* PROBLEM DETAILS *
Extract the data exactly, missing nothing.

* THE RECORDS *
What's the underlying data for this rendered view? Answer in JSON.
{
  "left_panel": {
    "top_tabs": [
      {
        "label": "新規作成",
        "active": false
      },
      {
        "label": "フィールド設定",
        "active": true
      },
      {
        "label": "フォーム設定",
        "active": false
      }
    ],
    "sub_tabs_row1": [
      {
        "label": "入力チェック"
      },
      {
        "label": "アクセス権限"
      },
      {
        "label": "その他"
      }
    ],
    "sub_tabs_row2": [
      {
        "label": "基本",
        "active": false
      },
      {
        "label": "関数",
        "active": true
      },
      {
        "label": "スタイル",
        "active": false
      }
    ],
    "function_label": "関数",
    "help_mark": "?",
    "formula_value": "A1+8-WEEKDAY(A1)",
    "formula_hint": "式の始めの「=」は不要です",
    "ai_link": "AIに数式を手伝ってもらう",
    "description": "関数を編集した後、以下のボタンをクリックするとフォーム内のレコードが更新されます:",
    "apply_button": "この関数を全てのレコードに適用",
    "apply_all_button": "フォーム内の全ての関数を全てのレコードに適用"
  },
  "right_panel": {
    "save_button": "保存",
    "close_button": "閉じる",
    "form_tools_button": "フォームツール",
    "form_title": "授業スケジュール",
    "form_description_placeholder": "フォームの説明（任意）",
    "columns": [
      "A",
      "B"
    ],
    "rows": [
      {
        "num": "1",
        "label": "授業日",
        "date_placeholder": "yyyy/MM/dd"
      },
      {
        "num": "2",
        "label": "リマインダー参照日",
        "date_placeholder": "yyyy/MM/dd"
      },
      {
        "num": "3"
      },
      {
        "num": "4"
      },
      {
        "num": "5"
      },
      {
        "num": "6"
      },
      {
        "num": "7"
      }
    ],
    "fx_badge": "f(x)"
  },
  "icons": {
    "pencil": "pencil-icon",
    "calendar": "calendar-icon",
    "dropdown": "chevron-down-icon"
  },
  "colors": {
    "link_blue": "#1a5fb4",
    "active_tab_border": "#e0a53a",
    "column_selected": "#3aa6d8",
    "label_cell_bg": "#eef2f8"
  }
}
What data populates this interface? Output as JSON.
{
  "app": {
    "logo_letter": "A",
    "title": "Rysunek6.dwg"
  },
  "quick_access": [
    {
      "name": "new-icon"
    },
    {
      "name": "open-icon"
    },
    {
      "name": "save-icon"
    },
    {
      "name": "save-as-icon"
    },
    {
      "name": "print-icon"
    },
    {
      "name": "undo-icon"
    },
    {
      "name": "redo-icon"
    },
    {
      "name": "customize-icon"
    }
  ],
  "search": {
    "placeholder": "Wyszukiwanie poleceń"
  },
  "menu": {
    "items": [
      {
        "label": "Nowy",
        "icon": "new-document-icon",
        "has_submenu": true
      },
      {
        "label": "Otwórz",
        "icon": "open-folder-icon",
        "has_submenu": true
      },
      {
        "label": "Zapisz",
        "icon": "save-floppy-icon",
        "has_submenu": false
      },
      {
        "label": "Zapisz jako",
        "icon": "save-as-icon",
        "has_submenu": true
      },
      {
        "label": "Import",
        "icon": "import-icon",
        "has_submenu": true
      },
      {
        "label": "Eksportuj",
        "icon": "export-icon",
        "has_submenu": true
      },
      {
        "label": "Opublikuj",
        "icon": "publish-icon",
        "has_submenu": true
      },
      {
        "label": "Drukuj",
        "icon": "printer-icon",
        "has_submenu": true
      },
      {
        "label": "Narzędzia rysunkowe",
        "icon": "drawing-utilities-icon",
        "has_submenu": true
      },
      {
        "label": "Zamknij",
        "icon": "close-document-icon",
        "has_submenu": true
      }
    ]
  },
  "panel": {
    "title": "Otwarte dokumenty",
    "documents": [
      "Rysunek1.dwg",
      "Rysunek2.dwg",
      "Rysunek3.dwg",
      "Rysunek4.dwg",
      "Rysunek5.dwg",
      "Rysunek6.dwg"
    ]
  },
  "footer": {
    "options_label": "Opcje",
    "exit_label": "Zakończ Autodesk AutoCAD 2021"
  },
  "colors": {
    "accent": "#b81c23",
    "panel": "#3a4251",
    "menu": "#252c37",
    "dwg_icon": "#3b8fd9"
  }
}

* RESPONSE FOR THIS EXERCISE *
What's the underlying data for this rendered view? Answer in JSON.
{
  "left_panel": {
    "top_tabs": [
      {
        "label": "新規作成",
        "active": false
      },
      {
        "label": "フィールド設定",
        "active": true
      },
      {
        "label": "フォーム設定",
        "active": false
      }
    ],
    "sub_tabs_row1": [
      {
        "label": "入力チェック"
      },
      {
        "label": "アクセス権限"
      },
      {
        "label": "その他"
      }
    ],
    "sub_tabs_row2": [
      {
        "label": "基本",
        "active": false
      },
      {
        "label": "関数",
        "active": true
      },
      {
        "label": "スタイル",
        "active": false
      }
    ],
    "function_label": "関数",
    "help_mark": "?",
    "formula_value": "A1+8-WEEKDAY(A1)",
    "formula_hint": "式の始めの「=」は不要です",
    "ai_link": "AIに数式を手伝ってもらう",
    "description": "関数を編集した後、以下のボタンをクリックするとフォーム内のレコードが更新されます:",
    "apply_button": "この関数を全てのレコードに適用",
    "apply_all_button": "フォーム内の全ての関数を全てのレコードに適用"
  },
  "right_panel": {
    "save_button": "保存",
    "close_button": "閉じる",
    "form_tools_button": "フォームツール",
    "form_title": "授業スケジュール",
    "form_description_placeholder": "フォームの説明（任意）",
    "columns": [
      "A",
      "B"
    ],
    "rows": [
      {
        "num": "1",
        "label": "授業日",
        "date_placeholder": "yyyy/MM/dd"
      },
      {
        "num": "2",
        "label": "リマインダー参照日",
        "date_placeholder": "yyyy/MM/dd"
      },
      {
        "num": "3"
      },
      {
        "num": "4"
      },
      {
        "num": "5"
      },
      {
        "num": "6"
      },
      {
        "num": "7"
      }
    ],
    "fx_badge": "f(x)"
  },
  "icons": {
    "pencil": "pencil-icon",
    "calendar": "calendar-icon",
    "dropdown": "chevron-down-icon"
  },
  "colors": {
    "link_blue": "#1a5fb4",
    "active_tab_border": "#e0a53a",
    "column_selected": "#3aa6d8",
    "label_cell_bg": "#eef2f8"
  }
}
What data populates this interface? Output as JSON.
{
  "app": {
    "logo_letter": "A",
    "title": "Rysunek6.dwg"
  },
  "quick_access": [
    {
      "name": "new-icon"
    },
    {
      "name": "open-icon"
    },
    {
      "name": "save-icon"
    },
    {
      "name": "save-as-icon"
    },
    {
      "name": "print-icon"
    },
    {
      "name": "undo-icon"
    },
    {
      "name": "redo-icon"
    },
    {
      "name": "customize-icon"
    }
  ],
  "search": {
    "placeholder": "Wyszukiwanie poleceń"
  },
  "menu": {
    "items": [
      {
        "label": "Nowy",
        "icon": "new-document-icon",
        "has_submenu": true
      },
      {
        "label": "Otwórz",
        "icon": "open-folder-icon",
        "has_submenu": true
      },
      {
        "label": "Zapisz",
        "icon": "save-floppy-icon",
        "has_submenu": false
      },
      {
        "label": "Zapisz jako",
        "icon": "save-as-icon",
        "has_submenu": true
      },
      {
        "label": "Import",
        "icon": "import-icon",
        "has_submenu": true
      },
      {
        "label": "Eksportuj",
        "icon": "export-icon",
        "has_submenu": true
      },
      {
        "label": "Opublikuj",
        "icon": "publish-icon",
        "has_submenu": true
      },
      {
        "label": "Drukuj",
        "icon": "printer-icon",
        "has_submenu": true
      },
      {
        "label": "Narzędzia rysunkowe",
        "icon": "drawing-utilities-icon",
        "has_submenu": true
      },
      {
        "label": "Zamknij",
        "icon": "close-document-icon",
        "has_submenu": true
      }
    ]
  },
  "panel": {
    "title": "Otwarte dokumenty",
    "documents": [
      "Rysunek1.dwg",
      "Rysunek2.dwg",
      "Rysunek3.dwg",
      "Rysunek4.dwg",
      "Rysunek5.dwg",
      "Rysunek6.dwg"
    ]
  },
  "footer": {
    "options_label": "Opcje",
    "exit_label": "Zakończ Autodesk AutoCAD 2021"
  },
  "colors": {
    "accent": "#b81c23",
    "panel": "#3a4251",
    "menu": "#252c37",
    "dwg_icon": "#3b8fd9"
  }
}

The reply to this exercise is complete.